• [The exercise]
Give a verbatim copy of the lines below, minus the pictures.
## Begin Data section
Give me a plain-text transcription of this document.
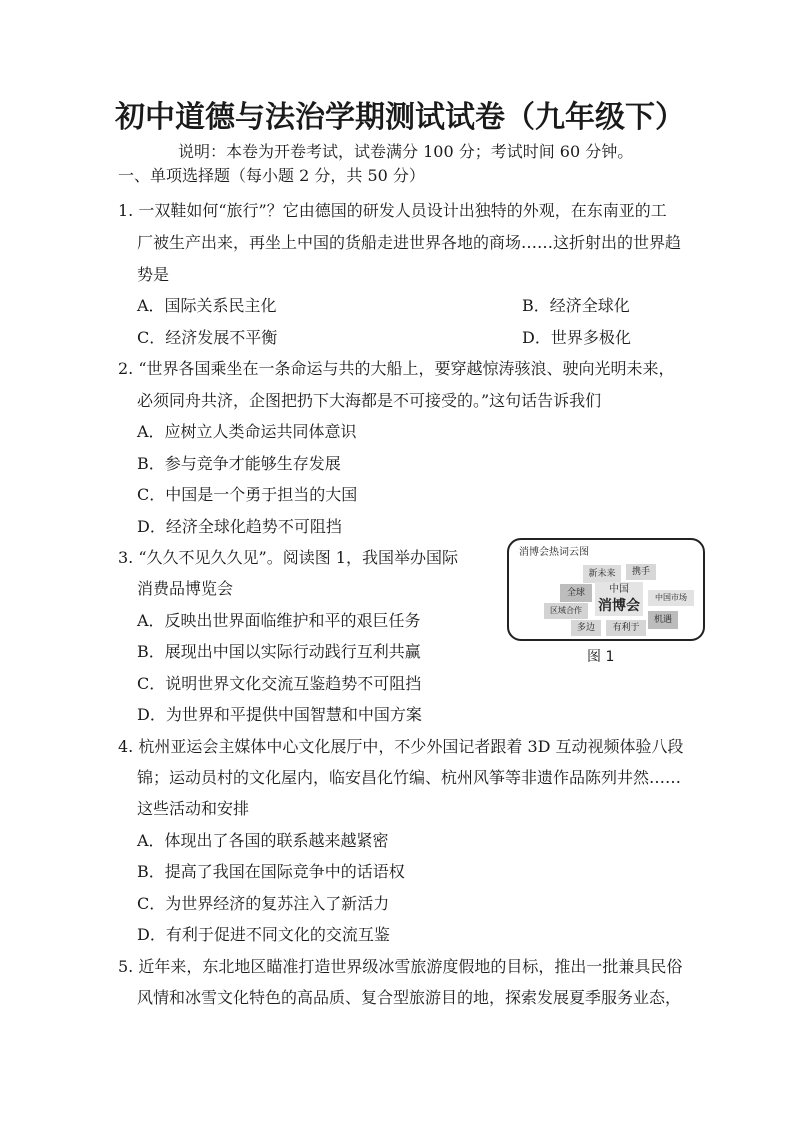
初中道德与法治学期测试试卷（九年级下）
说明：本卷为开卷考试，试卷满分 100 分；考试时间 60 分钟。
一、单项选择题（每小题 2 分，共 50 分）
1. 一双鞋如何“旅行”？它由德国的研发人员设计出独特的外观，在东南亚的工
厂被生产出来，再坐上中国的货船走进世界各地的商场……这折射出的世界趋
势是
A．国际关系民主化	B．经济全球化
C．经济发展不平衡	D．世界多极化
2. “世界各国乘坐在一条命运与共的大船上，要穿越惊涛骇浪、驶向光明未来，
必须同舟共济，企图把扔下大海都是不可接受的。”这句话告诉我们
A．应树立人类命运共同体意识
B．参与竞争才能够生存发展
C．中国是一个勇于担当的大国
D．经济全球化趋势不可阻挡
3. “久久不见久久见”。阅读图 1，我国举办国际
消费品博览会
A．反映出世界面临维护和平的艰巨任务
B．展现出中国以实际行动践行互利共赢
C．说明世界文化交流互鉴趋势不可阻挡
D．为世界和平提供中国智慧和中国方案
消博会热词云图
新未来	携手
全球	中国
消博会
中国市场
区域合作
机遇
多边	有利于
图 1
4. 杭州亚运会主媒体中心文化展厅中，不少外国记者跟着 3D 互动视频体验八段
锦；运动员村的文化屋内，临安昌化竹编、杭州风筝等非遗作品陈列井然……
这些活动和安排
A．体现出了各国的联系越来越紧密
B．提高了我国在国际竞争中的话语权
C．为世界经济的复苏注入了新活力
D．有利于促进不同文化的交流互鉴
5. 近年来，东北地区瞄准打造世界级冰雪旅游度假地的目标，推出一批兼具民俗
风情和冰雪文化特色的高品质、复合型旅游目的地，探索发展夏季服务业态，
## End Data section
• [Problem solution]
Give me a plain-text transcription of this document.
初中道德与法治学期测试试卷（九年级下）
说明：本卷为开卷考试，试卷满分 100 分；考试时间 60 分钟。
一、单项选择题（每小题 2 分，共 50 分）
1. 一双鞋如何“旅行”？它由德国的研发人员设计出独特的外观，在东南亚的工
厂被生产出来，再坐上中国的货船走进世界各地的商场……这折射出的世界趋
势是
A．国际关系民主化	B．经济全球化
C．经济发展不平衡	D．世界多极化
2. “世界各国乘坐在一条命运与共的大船上，要穿越惊涛骇浪、驶向光明未来，
必须同舟共济，企图把扔下大海都是不可接受的。”这句话告诉我们
A．应树立人类命运共同体意识
B．参与竞争才能够生存发展
C．中国是一个勇于担当的大国
D．经济全球化趋势不可阻挡
3. “久久不见久久见”。阅读图 1，我国举办国际
消费品博览会
A．反映出世界面临维护和平的艰巨任务
B．展现出中国以实际行动践行互利共赢
C．说明世界文化交流互鉴趋势不可阻挡
D．为世界和平提供中国智慧和中国方案
消博会热词云图
新未来	携手
全球	中国
消博会
中国市场
区域合作
机遇
多边	有利于
图 1
4. 杭州亚运会主媒体中心文化展厅中，不少外国记者跟着 3D 互动视频体验八段
锦；运动员村的文化屋内，临安昌化竹编、杭州风筝等非遗作品陈列井然……
这些活动和安排
A．体现出了各国的联系越来越紧密
B．提高了我国在国际竞争中的话语权
C．为世界经济的复苏注入了新活力
D．有利于促进不同文化的交流互鉴
5. 近年来，东北地区瞄准打造世界级冰雪旅游度假地的目标，推出一批兼具民俗
风情和冰雪文化特色的高品质、复合型旅游目的地，探索发展夏季服务业态，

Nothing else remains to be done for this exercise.